» Page text
Time ran out rather quickly, to our surprise. Looking back, it was a great experience. We all enjoyed ourselves and we got word out about not only ourselves but also about Tri-Ess in general. Once I got over the initial nervousness, I felt pretty comfortable talking about cross-dressing. Collectively we decided that if the opportunity presented itself again, we'd do it in a heartbeat. Grace even talked about extending offers to other educational institutions in the area offering our services if there was a need or desire. Everyone gave and everyone received during our visit to Kate's class so, I guess it would be fair to say everyone came away a winner, and that's the best part!

Your Editrix Asks: What kind of questions did the students ask?

Kim and Lisa: There weren't as many questions as I thought there would be. I think maybe because Grace covered potential ones in the overview. Someone asked Grace if she knew at what point people "decided" they were cross-dressers. Grace mentioned that as far as she was concerned, there really wasn't that "realization" that she was a cross-dresser at a certain point. I said that it wasn't something you could put a finger on; it just happened. I used the example of homosexual/lesbian and the fact that they didn't choose to be that way; it just was. Terry also added that when asked if she could take a pill that would make the cross-dressing go away, as well as recollection of it, would her wife want her to. She said "No,² as did Lisa. Lisa said "It's part of who we are." They wanted to know if Lisa and I ever fight over clothing. Grace was asked if it's "exciting" to put on women's clothing. Grace said it wasn't (from an erotic standpoint). I said it sort of was, but that once I'm dressed it's not as "exciting." (This is hard to explain, but hope you know what I mean. I think the getting dressed part is exciting more than the actual now I'm dressed part).

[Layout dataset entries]
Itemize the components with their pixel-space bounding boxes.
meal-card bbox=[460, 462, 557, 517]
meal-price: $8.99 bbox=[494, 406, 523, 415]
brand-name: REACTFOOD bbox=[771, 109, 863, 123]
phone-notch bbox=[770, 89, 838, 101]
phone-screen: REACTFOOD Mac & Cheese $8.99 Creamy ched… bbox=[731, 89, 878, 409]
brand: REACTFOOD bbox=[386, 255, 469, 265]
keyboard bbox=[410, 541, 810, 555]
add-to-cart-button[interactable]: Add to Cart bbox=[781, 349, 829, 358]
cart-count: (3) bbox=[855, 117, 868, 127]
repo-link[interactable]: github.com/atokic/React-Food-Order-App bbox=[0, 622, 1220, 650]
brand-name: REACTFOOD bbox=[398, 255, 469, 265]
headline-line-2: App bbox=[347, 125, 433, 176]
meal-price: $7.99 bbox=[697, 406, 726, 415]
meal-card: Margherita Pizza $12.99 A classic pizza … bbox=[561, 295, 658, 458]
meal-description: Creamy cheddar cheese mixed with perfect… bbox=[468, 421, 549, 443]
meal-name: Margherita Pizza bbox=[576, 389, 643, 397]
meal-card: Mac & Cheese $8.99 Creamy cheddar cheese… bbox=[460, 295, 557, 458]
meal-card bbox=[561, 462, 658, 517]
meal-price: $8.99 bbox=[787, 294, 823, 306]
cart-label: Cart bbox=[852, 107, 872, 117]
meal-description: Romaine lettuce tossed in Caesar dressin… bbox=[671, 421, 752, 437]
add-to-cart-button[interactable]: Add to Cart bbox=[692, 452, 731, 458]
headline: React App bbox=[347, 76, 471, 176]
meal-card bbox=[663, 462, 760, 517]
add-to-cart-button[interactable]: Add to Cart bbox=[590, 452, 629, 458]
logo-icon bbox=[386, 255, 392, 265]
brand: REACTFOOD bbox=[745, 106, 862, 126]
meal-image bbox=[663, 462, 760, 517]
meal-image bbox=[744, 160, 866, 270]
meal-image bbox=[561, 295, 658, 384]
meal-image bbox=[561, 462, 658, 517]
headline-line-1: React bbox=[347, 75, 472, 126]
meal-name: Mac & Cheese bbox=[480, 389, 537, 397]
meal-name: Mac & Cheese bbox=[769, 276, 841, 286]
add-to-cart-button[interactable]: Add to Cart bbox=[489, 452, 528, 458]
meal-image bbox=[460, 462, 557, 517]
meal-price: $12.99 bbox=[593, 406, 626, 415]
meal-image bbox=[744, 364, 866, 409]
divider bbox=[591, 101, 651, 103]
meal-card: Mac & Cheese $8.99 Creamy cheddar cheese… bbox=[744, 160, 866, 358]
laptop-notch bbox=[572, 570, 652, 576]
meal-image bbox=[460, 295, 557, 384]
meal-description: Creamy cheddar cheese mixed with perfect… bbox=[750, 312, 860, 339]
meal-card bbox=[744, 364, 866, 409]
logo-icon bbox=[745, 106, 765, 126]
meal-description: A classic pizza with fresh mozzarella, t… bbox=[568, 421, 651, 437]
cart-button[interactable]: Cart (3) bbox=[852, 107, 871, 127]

» Problems to work on
1) From the class visit account, extract the passage from "Time ran out" up to and including "the best part!".
2) Answer these questions using the class visit account:
(a) Besides the visitors themselves, what organization did the visit spread word about?
(b) Whose class did the group visit?
(c) According to Lisa, why would the cross-dressing not be something to take away with a pill?

» Solutions for each task
1)
Time ran out rather quickly, to our surprise. Looking back, it was a great experience. We all enjoyed ourselves and we got word out about not only ourselves but also about Tri-Ess in general. Once I got over the initial nervousness, I felt pretty comfortable talking about cross-dressing. Collectively we decided that if the opportunity presented itself again, we'd do it in a heartbeat. Grace even talked about extending offers to other educational institutions in the area offering our services if there was a need or desire. Everyone gave and everyone received during our visit to Kate's class so, I guess it would be fair to say everyone came away a winner, and that's the best part!

2)
(a) Tri-Ess
(b) Kate's class
(c) "It's part of who we are."